Figure collection entries:

════════════════

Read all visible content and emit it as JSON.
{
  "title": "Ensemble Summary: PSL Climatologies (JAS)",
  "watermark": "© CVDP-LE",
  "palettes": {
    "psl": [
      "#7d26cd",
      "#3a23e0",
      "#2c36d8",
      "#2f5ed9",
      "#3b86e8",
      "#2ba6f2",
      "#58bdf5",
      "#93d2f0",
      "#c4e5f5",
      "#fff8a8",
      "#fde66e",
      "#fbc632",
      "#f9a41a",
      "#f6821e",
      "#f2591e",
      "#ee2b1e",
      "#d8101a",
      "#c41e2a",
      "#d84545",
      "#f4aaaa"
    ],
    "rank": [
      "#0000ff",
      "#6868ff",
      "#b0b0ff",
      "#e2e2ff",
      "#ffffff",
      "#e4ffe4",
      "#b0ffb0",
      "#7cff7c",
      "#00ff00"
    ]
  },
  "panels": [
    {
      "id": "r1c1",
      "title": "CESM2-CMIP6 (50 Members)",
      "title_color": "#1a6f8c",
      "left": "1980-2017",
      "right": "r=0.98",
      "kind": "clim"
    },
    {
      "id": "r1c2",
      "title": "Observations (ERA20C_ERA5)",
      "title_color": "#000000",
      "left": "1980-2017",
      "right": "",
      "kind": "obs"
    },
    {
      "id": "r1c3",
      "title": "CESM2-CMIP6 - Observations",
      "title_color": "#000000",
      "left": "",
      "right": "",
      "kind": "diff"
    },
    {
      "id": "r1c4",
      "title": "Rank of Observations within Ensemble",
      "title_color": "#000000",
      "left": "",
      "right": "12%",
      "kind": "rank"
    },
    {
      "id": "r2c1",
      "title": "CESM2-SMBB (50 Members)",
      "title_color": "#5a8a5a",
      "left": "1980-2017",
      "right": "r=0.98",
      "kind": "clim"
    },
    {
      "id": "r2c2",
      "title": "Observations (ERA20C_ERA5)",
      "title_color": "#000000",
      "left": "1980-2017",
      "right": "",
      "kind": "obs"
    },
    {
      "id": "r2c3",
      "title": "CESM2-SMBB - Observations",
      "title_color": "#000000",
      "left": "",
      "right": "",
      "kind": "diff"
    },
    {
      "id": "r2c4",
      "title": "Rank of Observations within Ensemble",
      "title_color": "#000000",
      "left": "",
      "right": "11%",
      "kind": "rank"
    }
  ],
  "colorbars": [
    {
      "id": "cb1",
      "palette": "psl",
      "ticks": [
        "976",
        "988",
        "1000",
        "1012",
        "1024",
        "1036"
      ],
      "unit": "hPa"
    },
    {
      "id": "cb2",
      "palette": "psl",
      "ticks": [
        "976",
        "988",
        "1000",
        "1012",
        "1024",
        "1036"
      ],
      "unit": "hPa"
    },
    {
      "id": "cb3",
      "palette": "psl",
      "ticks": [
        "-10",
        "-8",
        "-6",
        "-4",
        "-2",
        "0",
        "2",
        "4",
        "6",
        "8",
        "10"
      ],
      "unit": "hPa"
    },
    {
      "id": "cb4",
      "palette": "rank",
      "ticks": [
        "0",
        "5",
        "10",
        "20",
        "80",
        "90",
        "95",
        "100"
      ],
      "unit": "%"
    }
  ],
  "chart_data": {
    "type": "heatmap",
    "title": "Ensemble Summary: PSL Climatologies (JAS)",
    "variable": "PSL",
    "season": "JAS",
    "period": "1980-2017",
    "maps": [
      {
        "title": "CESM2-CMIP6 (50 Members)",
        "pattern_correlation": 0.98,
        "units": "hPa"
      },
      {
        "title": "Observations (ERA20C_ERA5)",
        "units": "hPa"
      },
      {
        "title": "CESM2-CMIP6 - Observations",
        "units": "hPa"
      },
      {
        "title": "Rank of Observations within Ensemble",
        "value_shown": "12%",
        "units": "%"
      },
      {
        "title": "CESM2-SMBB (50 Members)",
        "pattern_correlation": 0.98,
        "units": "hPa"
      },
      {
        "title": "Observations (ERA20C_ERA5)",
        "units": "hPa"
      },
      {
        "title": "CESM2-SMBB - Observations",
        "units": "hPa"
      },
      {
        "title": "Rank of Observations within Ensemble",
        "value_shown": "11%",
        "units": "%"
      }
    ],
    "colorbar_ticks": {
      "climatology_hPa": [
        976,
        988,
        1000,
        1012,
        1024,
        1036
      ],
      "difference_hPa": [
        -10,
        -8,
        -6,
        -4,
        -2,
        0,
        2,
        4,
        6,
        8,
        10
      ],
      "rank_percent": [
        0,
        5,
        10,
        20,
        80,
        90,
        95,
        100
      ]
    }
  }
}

════════════════

Repeat all the entries exactly as given.

Read all visible content and emit it as JSON.
{
  "title": "Ensemble Summary: PSL Climatologies (JAS)",
  "watermark": "© CVDP-LE",
  "palettes": {
    "psl": [
      "#7d26cd",
      "#3a23e0",
      "#2c36d8",
      "#2f5ed9",
      "#3b86e8",
      "#2ba6f2",
      "#58bdf5",
      "#93d2f0",
      "#c4e5f5",
      "#fff8a8",
      "#fde66e",
      "#fbc632",
      "#f9a41a",
      "#f6821e",
      "#f2591e",
      "#ee2b1e",
      "#d8101a",
      "#c41e2a",
      "#d84545",
      "#f4aaaa"
    ],
    "rank": [
      "#0000ff",
      "#6868ff",
      "#b0b0ff",
      "#e2e2ff",
      "#ffffff",
      "#e4ffe4",
      "#b0ffb0",
      "#7cff7c",
      "#00ff00"
    ]
  },
  "panels": [
    {
      "id": "r1c1",
      "title": "CESM2-CMIP6 (50 Members)",
      "title_color": "#1a6f8c",
      "left": "1980-2017",
      "right": "r=0.98",
      "kind": "clim"
    },
    {
      "id": "r1c2",
      "title": "Observations (ERA20C_ERA5)",
      "title_color": "#000000",
      "left": "1980-2017",
      "right": "",
      "kind": "obs"
    },
    {
      "id": "r1c3",
      "title": "CESM2-CMIP6 - Observations",
      "title_color": "#000000",
      "left": "",
      "right": "",
      "kind": "diff"
    },
    {
      "id": "r1c4",
      "title": "Rank of Observations within Ensemble",
      "title_color": "#000000",
      "left": "",
      "right": "12%",
      "kind": "rank"
    },
    {
      "id": "r2c1",
      "title": "CESM2-SMBB (50 Members)",
      "title_color": "#5a8a5a",
      "left": "1980-2017",
      "right": "r=0.98",
      "kind": "clim"
    },
    {
      "id": "r2c2",
      "title": "Observations (ERA20C_ERA5)",
      "title_color": "#000000",
      "left": "1980-2017",
      "right": "",
      "kind": "obs"
    },
    {
      "id": "r2c3",
      "title": "CESM2-SMBB - Observations",
      "title_color": "#000000",
      "left": "",
      "right": "",
      "kind": "diff"
    },
    {
      "id": "r2c4",
      "title": "Rank of Observations within Ensemble",
      "title_color": "#000000",
      "left": "",
      "right": "11%",
      "kind": "rank"
    }
  ],
  "colorbars": [
    {
      "id": "cb1",
      "palette": "psl",
      "ticks": [
        "976",
        "988",
        "1000",
        "1012",
        "1024",
        "1036"
      ],
      "unit": "hPa"
    },
    {
      "id": "cb2",
      "palette": "psl",
      "ticks": [
        "976",
        "988",
        "1000",
        "1012",
        "1024",
        "1036"
      ],
      "unit": "hPa"
    },
    {
      "id": "cb3",
      "palette": "psl",
      "ticks": [
        "-10",
        "-8",
        "-6",
        "-4",
        "-2",
        "0",
        "2",
        "4",
        "6",
        "8",
        "10"
      ],
      "unit": "hPa"
    },
    {
      "id": "cb4",
      "palette": "rank",
      "ticks": [
        "0",
        "5",
        "10",
        "20",
        "80",
        "90",
        "95",
        "100"
      ],
      "unit": "%"
    }
  ],
  "chart_data": {
    "type": "heatmap",
    "title": "Ensemble Summary: PSL Climatologies (JAS)",
    "variable": "PSL",
    "season": "JAS",
    "period": "1980-2017",
    "maps": [
      {
        "title": "CESM2-CMIP6 (50 Members)",
        "pattern_correlation": 0.98,
        "units": "hPa"
      },
      {
        "title": "Observations (ERA20C_ERA5)",
        "units": "hPa"
      },
      {
        "title": "CESM2-CMIP6 - Observations",
        "units": "hPa"
      },
      {
        "title": "Rank of Observations within Ensemble",
        "value_shown": "12%",
        "units": "%"
      },
      {
        "title": "CESM2-SMBB (50 Members)",
        "pattern_correlation": 0.98,
        "units": "hPa"
      },
      {
        "title": "Observations (ERA20C_ERA5)",
        "units": "hPa"
      },
      {
        "title": "CESM2-SMBB - Observations",
        "units": "hPa"
      },
      {
        "title": "Rank of Observations within Ensemble",
        "value_shown": "11%",
        "units": "%"
      }
    ],
    "colorbar_ticks": {
      "climatology_hPa": [
        976,
        988,
        1000,
        1012,
        1024,
        1036
      ],
      "difference_hPa": [
        -10,
        -8,
        -6,
        -4,
        -2,
        0,
        2,
        4,
        6,
        8,
        10
      ],
      "rank_percent": [
        0,
        5,
        10,
        20,
        80,
        90,
        95,
        100
      ]
    }
  }
}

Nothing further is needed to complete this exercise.